## Short exercise
Which lines in the material below contain the word "Name"? Copy each of them.

(Raw records)
+---+
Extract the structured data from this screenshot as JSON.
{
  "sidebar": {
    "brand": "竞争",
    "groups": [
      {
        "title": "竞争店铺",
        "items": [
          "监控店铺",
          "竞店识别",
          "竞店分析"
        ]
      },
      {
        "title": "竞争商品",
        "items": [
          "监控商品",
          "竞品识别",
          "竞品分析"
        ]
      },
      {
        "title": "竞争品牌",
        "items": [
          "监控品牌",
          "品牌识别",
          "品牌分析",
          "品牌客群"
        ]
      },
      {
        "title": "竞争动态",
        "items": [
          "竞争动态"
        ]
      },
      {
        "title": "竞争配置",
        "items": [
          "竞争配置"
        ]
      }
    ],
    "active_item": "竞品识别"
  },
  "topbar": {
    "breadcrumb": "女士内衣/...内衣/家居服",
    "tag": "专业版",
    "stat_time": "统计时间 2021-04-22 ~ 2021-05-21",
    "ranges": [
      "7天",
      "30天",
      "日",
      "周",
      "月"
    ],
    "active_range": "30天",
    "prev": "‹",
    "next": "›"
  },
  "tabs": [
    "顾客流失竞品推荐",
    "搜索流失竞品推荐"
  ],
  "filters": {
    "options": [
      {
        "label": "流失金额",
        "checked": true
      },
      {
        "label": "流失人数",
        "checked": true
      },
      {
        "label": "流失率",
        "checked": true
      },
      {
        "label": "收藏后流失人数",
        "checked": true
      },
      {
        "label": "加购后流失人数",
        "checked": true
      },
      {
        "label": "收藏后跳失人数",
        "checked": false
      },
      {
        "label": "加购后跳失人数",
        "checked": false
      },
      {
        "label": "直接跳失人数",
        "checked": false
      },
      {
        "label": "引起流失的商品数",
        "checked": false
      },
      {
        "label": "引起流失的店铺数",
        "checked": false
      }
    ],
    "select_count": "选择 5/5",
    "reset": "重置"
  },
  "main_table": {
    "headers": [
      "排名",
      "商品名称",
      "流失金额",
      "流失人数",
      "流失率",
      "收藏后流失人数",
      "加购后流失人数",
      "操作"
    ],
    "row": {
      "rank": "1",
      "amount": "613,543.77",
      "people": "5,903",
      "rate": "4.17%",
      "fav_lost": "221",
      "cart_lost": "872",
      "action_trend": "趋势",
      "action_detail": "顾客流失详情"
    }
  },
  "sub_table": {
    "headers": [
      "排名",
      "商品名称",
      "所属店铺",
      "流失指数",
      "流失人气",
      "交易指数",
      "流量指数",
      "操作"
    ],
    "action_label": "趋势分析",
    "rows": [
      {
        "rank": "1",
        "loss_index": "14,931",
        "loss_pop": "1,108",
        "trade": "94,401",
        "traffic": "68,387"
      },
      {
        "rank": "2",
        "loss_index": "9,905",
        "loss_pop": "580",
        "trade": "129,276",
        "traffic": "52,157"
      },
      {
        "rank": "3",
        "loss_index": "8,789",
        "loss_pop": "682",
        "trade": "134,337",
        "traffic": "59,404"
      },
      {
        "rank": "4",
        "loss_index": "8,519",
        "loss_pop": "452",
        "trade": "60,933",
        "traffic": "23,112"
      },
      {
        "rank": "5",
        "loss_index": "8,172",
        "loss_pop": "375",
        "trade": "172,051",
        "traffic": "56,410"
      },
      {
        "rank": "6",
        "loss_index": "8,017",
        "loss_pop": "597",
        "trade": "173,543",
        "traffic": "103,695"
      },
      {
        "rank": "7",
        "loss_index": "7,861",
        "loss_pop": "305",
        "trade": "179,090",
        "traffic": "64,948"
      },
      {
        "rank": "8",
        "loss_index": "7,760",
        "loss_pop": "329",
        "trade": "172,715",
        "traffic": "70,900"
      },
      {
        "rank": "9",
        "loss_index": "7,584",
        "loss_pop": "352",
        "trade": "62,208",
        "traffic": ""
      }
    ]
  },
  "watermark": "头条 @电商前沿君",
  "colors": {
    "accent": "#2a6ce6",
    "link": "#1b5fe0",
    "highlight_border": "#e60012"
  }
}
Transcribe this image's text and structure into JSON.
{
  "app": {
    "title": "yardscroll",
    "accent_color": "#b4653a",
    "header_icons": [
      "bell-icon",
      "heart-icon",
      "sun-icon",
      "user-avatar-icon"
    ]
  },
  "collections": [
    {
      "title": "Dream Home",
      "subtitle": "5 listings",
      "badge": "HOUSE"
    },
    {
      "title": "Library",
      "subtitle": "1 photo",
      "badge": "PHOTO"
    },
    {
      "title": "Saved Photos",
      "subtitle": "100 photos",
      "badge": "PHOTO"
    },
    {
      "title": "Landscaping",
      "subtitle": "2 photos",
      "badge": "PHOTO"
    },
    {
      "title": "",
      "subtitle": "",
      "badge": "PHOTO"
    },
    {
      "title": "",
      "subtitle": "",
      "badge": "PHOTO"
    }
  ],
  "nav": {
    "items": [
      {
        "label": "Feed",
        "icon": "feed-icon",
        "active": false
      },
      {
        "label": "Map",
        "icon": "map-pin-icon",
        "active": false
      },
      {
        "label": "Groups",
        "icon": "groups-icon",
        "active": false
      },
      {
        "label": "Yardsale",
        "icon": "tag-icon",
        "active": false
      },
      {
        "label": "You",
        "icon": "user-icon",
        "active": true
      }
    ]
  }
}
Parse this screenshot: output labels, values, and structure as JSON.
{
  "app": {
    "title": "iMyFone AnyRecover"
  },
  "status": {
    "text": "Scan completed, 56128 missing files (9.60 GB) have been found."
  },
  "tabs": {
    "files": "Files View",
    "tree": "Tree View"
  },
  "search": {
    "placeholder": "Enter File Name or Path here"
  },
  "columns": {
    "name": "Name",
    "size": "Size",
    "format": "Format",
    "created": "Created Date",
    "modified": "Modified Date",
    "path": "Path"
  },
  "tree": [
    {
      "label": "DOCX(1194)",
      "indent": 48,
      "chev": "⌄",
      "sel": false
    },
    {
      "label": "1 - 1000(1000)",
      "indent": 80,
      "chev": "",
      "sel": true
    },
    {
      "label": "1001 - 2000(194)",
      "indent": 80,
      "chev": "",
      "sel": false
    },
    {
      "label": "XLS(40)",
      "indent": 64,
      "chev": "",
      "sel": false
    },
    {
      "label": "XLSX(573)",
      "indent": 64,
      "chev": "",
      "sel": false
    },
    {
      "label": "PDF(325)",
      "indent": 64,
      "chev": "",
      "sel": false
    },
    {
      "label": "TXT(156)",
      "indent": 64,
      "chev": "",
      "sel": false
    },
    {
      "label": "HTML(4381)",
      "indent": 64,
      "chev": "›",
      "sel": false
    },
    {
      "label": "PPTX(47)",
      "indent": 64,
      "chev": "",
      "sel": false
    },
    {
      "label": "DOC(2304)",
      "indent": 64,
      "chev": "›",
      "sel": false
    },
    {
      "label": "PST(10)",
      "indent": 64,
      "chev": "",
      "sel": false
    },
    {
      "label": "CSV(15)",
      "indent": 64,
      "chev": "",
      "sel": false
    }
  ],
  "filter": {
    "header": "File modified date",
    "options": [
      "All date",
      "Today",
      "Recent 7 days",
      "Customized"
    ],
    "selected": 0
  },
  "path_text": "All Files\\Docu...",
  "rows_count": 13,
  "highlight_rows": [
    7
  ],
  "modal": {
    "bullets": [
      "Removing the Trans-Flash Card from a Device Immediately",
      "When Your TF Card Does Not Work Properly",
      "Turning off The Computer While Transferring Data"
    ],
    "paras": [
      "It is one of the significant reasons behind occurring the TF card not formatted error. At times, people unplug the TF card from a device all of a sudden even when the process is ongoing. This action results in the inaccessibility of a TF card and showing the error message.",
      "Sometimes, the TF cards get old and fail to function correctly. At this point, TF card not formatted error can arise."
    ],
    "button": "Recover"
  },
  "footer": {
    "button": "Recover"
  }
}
+---+
## Finished exercise
    "placeholder": "Enter File Name or Path here"
    "name": "Name",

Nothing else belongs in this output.